Send back the records in full, character for character.

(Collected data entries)
────────────────
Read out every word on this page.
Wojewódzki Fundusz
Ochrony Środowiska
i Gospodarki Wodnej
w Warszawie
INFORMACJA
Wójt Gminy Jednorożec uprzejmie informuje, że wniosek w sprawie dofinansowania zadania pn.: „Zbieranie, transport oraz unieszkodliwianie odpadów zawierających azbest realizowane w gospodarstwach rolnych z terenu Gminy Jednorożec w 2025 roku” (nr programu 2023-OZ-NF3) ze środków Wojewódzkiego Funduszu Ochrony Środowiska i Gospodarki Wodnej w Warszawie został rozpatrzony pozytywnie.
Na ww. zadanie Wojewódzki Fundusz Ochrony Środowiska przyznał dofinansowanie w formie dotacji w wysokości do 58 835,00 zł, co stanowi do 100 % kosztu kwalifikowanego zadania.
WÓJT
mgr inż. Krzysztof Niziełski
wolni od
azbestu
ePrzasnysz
────────────────
* Exercise output:
Read out every word on this page.
Wojewódzki Fundusz
Ochrony Środowiska
i Gospodarki Wodnej
w Warszawie
INFORMACJA
Wójt Gminy Jednorożec uprzejmie informuje, że wniosek w sprawie dofinansowania zadania pn.: „Zbieranie, transport oraz unieszkodliwianie odpadów zawierających azbest realizowane w gospodarstwach rolnych z terenu Gminy Jednorożec w 2025 roku” (nr programu 2023-OZ-NF3) ze środków Wojewódzkiego Funduszu Ochrony Środowiska i Gospodarki Wodnej w Warszawie został rozpatrzony pozytywnie.
Na ww. zadanie Wojewódzki Fundusz Ochrony Środowiska przyznał dofinansowanie w formie dotacji w wysokości do 58 835,00 zł, co stanowi do 100 % kosztu kwalifikowanego zadania.
WÓJT
mgr inż. Krzysztof Niziełski
wolni od
azbestu
ePrzasnysz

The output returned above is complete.